## Quoted passage
** Start **

We are not alone in recognizing a judicial authority to shape, within limits, the 10b—5 cause of action. The existence of that action, and our cumulative work in its design, have been obvious legislative considerations in the enactment of two recent federal statutes. The first is the Insider Trading and Securities Fraud Enforcement Act of 1988, Pub. L. 100-704, 102 Stat. 4680, which added the insider trading prohibition of § 20A to the 1934 Act. See 15 U.S. C. § 78t—1. Section 20A(d) states that "[n]othing in this section shall be construed to limit or condition . . . the availability of any cause of action implied from a provision of this title." The second statute is the recent congressional enactment respecting limitations periods for 10b—5 actions. Following our resolution two Terms ago of a difficult statute of limitations issue for 10b—5 suits, see Lampf, Pleva, Lipkind, Prupis & Petigrow v. Gilbertson, 501 U.S. 350 (1991), Congress intervened by limiting the retroactive effect of our decision, and the caution in its intervention is instructive. In *294 an approach parallel to the one it adopted for the insider trading statute, Congress did no more than direct the applicable "limitation period for any private civil action implied under section 78j(b) of this title [§ 10(b) of the 1934 Act] that was commenced on or before June 19, 1991 [the day prior to issuance of Lampf, Pleva ]." 15 U.S. C. § 78aa—1 (1988 ed., Supp. III).

We infer from these references an acknowledgment of the 10b—5 action without any further expression of legislative intent to define it. See Herman & MacLean v. Huddleston, 459 U.S. 375, 384-386 (1983); Merrill Lynch, Pierce, Fenner & Smith, Inc. v. Curran, 456 U.S. 353, 378-382 (1982). Indeed, the latter statute, § 78aa—1, not only treats the 10b—5 action as an accepted feature of our securities laws, but avoids entangling Congress in its formulation. That task, it would appear, Congress has left to us.

III

We now turn to the question whether a right to contribution is within the contours of the 10b—5 action. The parties have devoted considerable portions of their briefs to debating whether a rule of contribution or of no contribution is more efficient or more equitable. Just as we declined to rule on these matters in Texas Industries and Northwest Airlines, we decline to do so here. Our task is not to assess the relative merits of the competing rules, but rather to attempt to infer how the 1934 Congress would have addressed the issue had the 10b—5 action been included as an express provision in the 1934 Act. See Lampf, Pleva, supra, at 359; Ernst & Ernst v. Hochfelder, 425 U.S. 185, 200-201 (1976). We do this not as an exercise in historical reconstruction for its own sake, but to ensure that the rules established to govern the 10b—5 action are symmetrical and consistent with the overall structure of the 1934 Act and, in particular, with those portions of the 1934 Act most analogous to the private 10b—5 right of action that is of judicial creation. Although *295 we have narrowed our discretion in this regard over the years, our goals in establishing limits for the 10b—5 action have remained the same: to ensure the action does not conflict with Congress' own express rights of action, id., at 210, to promote clarity, consistency, and coherence for those who rely upon, or are subject to, 10b—5 liability, cf. Blue Chip Stamps, 421 U. S., at 737-744, and to effect Congress' objectives in enacting the securities laws, Santa Fe Industries, Inc. v. Green, 430 U.S. 462, 477-478 (1977).

** End **

## What you are asked to do
Extend the court opinion on contribution in the 10b-5 action, picking up right after its final sentence.

## Listing
** Start **

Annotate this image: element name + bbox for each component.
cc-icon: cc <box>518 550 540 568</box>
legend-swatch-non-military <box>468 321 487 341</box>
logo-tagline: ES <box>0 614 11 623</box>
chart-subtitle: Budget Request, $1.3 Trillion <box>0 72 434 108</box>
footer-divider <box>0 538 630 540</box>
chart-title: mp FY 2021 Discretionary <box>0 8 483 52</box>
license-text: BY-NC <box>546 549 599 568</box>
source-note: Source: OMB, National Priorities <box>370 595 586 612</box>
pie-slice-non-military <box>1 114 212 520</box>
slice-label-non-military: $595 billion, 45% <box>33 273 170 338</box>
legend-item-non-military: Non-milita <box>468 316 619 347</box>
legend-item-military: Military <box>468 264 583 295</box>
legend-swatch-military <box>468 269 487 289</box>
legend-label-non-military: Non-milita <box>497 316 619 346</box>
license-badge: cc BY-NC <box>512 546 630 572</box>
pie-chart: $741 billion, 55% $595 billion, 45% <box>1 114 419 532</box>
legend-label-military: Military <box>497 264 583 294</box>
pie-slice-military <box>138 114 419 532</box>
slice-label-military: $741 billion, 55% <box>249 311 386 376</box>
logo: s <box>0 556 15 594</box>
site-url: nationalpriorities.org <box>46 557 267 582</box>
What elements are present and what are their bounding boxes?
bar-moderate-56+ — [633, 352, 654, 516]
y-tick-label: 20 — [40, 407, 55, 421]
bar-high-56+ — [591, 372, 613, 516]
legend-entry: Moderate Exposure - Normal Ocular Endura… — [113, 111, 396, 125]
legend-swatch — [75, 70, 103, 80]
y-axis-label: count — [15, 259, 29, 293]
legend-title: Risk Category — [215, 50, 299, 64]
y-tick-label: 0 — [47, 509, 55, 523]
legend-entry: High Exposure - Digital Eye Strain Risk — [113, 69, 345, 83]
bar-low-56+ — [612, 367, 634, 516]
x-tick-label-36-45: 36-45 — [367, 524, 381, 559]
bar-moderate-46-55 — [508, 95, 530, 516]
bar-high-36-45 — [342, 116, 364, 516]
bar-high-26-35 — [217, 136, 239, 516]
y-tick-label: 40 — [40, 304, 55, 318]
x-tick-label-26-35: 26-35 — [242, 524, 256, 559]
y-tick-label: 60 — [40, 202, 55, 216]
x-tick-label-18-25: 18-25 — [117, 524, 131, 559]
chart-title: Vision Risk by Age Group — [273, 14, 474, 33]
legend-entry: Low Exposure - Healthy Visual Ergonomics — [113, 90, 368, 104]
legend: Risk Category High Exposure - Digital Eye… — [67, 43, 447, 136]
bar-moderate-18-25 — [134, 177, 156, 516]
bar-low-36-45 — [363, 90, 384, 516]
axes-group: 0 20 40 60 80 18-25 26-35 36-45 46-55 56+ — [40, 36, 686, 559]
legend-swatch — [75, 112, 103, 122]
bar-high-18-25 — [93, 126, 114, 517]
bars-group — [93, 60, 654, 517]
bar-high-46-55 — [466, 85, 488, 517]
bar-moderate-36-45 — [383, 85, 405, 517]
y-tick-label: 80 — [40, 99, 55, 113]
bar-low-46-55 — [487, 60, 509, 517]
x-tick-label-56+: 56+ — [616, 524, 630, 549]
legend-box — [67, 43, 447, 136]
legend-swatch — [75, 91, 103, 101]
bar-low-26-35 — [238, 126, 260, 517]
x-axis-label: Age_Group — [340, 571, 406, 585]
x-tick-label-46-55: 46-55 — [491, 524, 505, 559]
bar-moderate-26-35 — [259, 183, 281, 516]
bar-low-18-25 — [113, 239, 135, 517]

** End **

## Output below
Inquiring about what a given Congress might have done, though not a promising venture as a general proposition, does in this case yield an answer we find convincing. It is true that the initial step, drawing some inference of congressional intent from the language of § 10(b) itself, id., at 472; Ernst & Ernst, supra, at 197, yields no answer. The text of § 10(b) provides little guidance where we are asked to specify elements or aspects of the 10b—5 apparatus unique to a private liability arrangement, including a statute of limitations, Lampf, Pleva, supra, at 359, a reliance requirement, Basic Inc. v. Levinson, 485 U.S. 224, 243 (1988), a defense to liability, Bateman Eichler, Hill Richards, Inc. v. Berner, 472 U.S. 299 (1985), or a right to contribution. Having made no attempt to define the precise contours of the private cause of action under § 10(b), Congress had no occasion to address how to limit, compute, or allocate liability arising from it.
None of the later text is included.